Task requirements: Below are the records; copy each line in which "trakter" can be found.

Stored dataset items:

-----

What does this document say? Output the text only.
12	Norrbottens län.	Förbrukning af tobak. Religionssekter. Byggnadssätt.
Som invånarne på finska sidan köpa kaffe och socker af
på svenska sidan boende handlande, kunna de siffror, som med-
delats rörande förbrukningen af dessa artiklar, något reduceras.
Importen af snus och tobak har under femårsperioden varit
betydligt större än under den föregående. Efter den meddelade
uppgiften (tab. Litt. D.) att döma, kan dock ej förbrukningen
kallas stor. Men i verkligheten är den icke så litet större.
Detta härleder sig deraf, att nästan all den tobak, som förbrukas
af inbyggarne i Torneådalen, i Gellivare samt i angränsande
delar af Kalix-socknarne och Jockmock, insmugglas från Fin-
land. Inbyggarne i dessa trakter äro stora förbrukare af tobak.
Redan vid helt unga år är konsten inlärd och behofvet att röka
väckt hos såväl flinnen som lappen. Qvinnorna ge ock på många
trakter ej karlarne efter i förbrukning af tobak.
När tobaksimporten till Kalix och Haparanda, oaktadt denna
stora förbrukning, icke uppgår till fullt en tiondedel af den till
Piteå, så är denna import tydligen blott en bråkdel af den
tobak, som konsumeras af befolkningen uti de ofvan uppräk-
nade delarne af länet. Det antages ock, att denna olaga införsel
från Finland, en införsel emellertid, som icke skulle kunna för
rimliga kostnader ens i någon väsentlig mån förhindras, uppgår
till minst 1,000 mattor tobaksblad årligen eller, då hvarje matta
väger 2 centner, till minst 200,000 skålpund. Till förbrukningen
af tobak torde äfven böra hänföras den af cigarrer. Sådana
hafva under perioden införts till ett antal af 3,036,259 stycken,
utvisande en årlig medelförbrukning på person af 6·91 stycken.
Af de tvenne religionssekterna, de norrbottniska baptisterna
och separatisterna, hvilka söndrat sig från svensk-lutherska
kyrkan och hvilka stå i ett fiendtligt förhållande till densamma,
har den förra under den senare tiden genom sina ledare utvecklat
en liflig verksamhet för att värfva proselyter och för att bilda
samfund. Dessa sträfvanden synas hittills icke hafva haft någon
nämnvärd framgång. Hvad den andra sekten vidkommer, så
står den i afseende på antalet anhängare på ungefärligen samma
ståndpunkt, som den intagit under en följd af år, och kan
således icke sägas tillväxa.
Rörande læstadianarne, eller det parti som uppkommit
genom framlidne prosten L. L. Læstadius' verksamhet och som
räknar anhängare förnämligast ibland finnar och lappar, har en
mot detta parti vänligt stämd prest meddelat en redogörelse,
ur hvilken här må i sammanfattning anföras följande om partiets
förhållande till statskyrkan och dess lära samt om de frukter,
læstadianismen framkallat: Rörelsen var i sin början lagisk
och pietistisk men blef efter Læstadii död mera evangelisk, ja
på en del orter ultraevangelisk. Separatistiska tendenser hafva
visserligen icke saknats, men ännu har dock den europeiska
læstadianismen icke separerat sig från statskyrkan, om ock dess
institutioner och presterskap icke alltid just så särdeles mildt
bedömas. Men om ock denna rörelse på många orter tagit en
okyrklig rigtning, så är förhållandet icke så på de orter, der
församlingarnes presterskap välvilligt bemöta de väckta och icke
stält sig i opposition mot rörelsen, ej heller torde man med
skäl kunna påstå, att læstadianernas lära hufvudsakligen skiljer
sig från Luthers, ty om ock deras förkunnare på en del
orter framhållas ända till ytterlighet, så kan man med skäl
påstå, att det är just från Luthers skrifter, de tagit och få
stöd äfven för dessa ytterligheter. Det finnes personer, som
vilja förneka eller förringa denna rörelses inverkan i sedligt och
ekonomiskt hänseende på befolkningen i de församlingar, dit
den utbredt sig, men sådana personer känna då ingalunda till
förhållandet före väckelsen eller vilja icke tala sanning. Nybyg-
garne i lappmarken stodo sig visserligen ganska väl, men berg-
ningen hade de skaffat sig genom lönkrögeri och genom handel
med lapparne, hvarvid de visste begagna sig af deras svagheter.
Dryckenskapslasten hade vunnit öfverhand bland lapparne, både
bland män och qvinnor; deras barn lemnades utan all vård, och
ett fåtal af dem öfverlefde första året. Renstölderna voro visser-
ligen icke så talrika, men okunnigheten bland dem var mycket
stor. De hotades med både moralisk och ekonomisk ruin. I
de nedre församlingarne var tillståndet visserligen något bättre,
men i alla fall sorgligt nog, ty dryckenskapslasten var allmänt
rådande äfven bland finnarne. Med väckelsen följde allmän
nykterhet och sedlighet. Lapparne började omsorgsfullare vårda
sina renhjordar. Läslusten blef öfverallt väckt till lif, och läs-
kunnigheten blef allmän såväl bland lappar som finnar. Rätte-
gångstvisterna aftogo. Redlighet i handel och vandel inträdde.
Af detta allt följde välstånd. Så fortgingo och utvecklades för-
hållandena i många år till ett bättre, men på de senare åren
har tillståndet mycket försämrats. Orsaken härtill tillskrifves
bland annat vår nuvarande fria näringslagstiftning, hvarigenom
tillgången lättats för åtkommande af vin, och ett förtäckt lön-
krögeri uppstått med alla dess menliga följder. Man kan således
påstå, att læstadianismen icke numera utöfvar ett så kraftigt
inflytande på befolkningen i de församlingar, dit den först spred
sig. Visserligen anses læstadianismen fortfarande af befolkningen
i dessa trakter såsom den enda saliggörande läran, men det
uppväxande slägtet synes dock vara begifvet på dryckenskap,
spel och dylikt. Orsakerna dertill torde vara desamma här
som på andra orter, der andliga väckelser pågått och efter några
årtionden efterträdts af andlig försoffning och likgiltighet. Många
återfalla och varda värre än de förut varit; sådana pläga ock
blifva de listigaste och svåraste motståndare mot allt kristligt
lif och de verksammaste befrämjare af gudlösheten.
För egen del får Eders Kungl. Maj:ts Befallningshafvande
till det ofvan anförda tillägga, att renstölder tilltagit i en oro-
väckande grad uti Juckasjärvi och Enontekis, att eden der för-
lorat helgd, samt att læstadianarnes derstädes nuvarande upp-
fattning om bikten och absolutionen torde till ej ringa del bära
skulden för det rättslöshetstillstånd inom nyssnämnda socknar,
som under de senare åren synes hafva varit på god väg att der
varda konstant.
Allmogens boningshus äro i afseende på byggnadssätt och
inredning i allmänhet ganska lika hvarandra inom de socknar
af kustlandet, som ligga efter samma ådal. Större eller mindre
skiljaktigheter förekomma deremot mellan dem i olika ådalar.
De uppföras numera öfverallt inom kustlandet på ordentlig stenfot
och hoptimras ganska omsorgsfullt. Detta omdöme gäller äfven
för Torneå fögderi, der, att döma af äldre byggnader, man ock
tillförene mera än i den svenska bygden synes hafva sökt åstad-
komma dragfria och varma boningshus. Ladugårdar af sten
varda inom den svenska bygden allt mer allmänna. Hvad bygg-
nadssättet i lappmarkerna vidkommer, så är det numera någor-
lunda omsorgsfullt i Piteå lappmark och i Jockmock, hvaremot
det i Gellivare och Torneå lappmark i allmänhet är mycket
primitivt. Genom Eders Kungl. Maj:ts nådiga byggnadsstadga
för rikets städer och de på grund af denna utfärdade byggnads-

-----

Task solution:
land. Inbyggarne i dessa trakter äro stora förbrukare af tobak.
trakter ej karlarne efter i förbrukning af tobak.
i dessa trakter såsom den enda saliggörande läran, men det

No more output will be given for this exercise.